Short exercise :: With the images removed, repeat the data below exactly.

Data shown ::
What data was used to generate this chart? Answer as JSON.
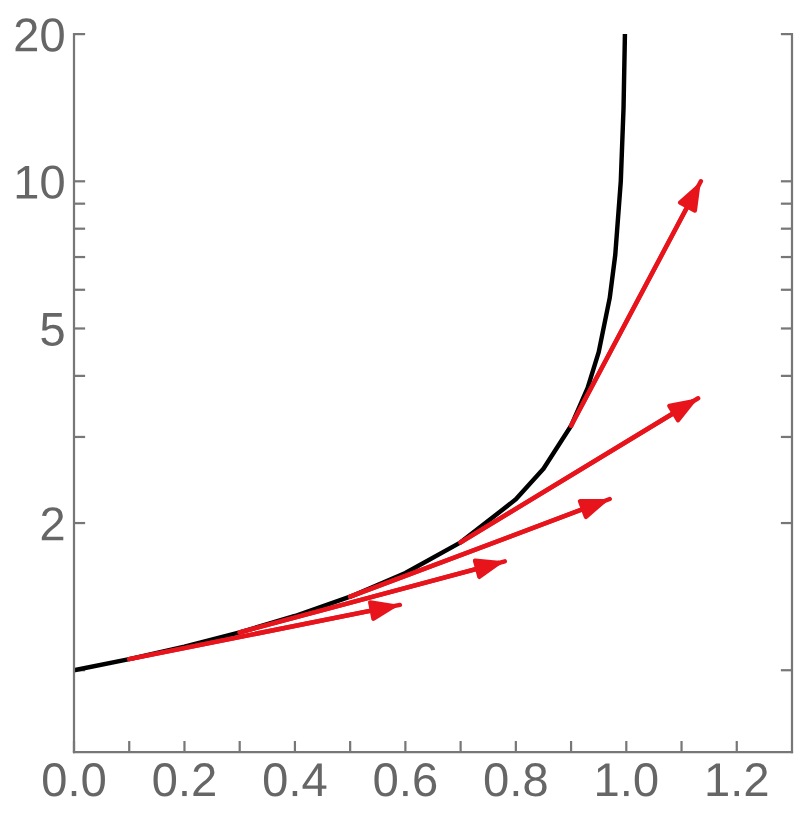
{
  "chart_data": {
    "type": "line",
    "log": "y",
    "xlim": [
      0,
      1.3
    ],
    "ylim": [
      0.68,
      20
    ],
    "xticks": [
      {
        "value": 0,
        "label": "0.0"
      },
      {
        "value": 0.1,
        "label": null
      },
      {
        "value": 0.2,
        "label": "0.2"
      },
      {
        "value": 0.3,
        "label": null
      },
      {
        "value": 0.4,
        "label": "0.4"
      },
      {
        "value": 0.5,
        "label": null
      },
      {
        "value": 0.6,
        "label": "0.6"
      },
      {
        "value": 0.7,
        "label": null
      },
      {
        "value": 0.8,
        "label": "0.8"
      },
      {
        "value": 0.9,
        "label": null
      },
      {
        "value": 1.0,
        "label": "1.0"
      },
      {
        "value": 1.1,
        "label": null
      },
      {
        "value": 1.2,
        "label": "1.2"
      }
    ],
    "yticks": [
      {
        "value": 1,
        "label": null
      },
      2,
      {
        "value": 3,
        "label": null
      },
      {
        "value": 4,
        "label": null
      },
      5,
      {
        "value": 6,
        "label": null
      },
      {
        "value": 7,
        "label": null
      },
      {
        "value": 8,
        "label": null
      },
      {
        "value": 9,
        "label": null
      },
      10,
      20
    ],
    "grid": false,
    "legend": false,
    "series": [
      {
        "color": "#000000",
        "marker": "none",
        "x": [
          0,
          0.1,
          0.2,
          0.3,
          0.4,
          0.5,
          0.6,
          0.7,
          0.8,
          0.85,
          0.9,
          0.93,
          0.95,
          0.97,
          0.98,
          0.99,
          0.995,
          0.9975
        ],
        "values": [
          1,
          1.054,
          1.118,
          1.195,
          1.291,
          1.414,
          1.581,
          1.826,
          2.236,
          2.582,
          3.162,
          3.78,
          4.472,
          5.774,
          7.071,
          10,
          14.14,
          20
        ]
      },
      {
        "color": "#e8141c",
        "x": [
          0.1,
          0.59
        ],
        "values": [
          1.054,
          1.36
        ]
      },
      {
        "color": "#e8141c",
        "x": [
          0.3,
          0.78
        ],
        "values": [
          1.195,
          1.67
        ]
      },
      {
        "color": "#e8141c",
        "x": [
          0.5,
          0.97
        ],
        "values": [
          1.414,
          2.24
        ]
      },
      {
        "color": "#e8141c",
        "x": [
          0.7,
          1.13
        ],
        "values": [
          1.826,
          3.6
        ]
      },
      {
        "color": "#e8141c",
        "x": [
          0.9,
          1.135
        ],
        "values": [
          3.162,
          10
        ]
      }
    ]
  }
}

Solution ::
What data was used to generate this chart? Answer as JSON.
{
  "chart_data": {
    "type": "line",
    "log": "y",
    "xlim": [
      0,
      1.3
    ],
    "ylim": [
      0.68,
      20
    ],
    "xticks": [
      {
        "value": 0,
        "label": "0.0"
      },
      {
        "value": 0.1,
        "label": null
      },
      {
        "value": 0.2,
        "label": "0.2"
      },
      {
        "value": 0.3,
        "label": null
      },
      {
        "value": 0.4,
        "label": "0.4"
      },
      {
        "value": 0.5,
        "label": null
      },
      {
        "value": 0.6,
        "label": "0.6"
      },
      {
        "value": 0.7,
        "label": null
      },
      {
        "value": 0.8,
        "label": "0.8"
      },
      {
        "value": 0.9,
        "label": null
      },
      {
        "value": 1.0,
        "label": "1.0"
      },
      {
        "value": 1.1,
        "label": null
      },
      {
        "value": 1.2,
        "label": "1.2"
      }
    ],
    "yticks": [
      {
        "value": 1,
        "label": null
      },
      2,
      {
        "value": 3,
        "label": null
      },
      {
        "value": 4,
        "label": null
      },
      5,
      {
        "value": 6,
        "label": null
      },
      {
        "value": 7,
        "label": null
      },
      {
        "value": 8,
        "label": null
      },
      {
        "value": 9,
        "label": null
      },
      10,
      20
    ],
    "grid": false,
    "legend": false,
    "series": [
      {
        "color": "#000000",
        "marker": "none",
        "x": [
          0,
          0.1,
          0.2,
          0.3,
          0.4,
          0.5,
          0.6,
          0.7,
          0.8,
          0.85,
          0.9,
          0.93,
          0.95,
          0.97,
          0.98,
          0.99,
          0.995,
          0.9975
        ],
        "values": [
          1,
          1.054,
          1.118,
          1.195,
          1.291,
          1.414,
          1.581,
          1.826,
          2.236,
          2.582,
          3.162,
          3.78,
          4.472,
          5.774,
          7.071,
          10,
          14.14,
          20
        ]
      },
      {
        "color": "#e8141c",
        "x": [
          0.1,
          0.59
        ],
        "values": [
          1.054,
          1.36
        ]
      },
      {
        "color": "#e8141c",
        "x": [
          0.3,
          0.78
        ],
        "values": [
          1.195,
          1.67
        ]
      },
      {
        "color": "#e8141c",
        "x": [
          0.5,
          0.97
        ],
        "values": [
          1.414,
          2.24
        ]
      },
      {
        "color": "#e8141c",
        "x": [
          0.7,
          1.13
        ],
        "values": [
          1.826,
          3.6
        ]
      },
      {
        "color": "#e8141c",
        "x": [
          0.9,
          1.135
        ],
        "values": [
          3.162,
          10
        ]
      }
    ]
  }
}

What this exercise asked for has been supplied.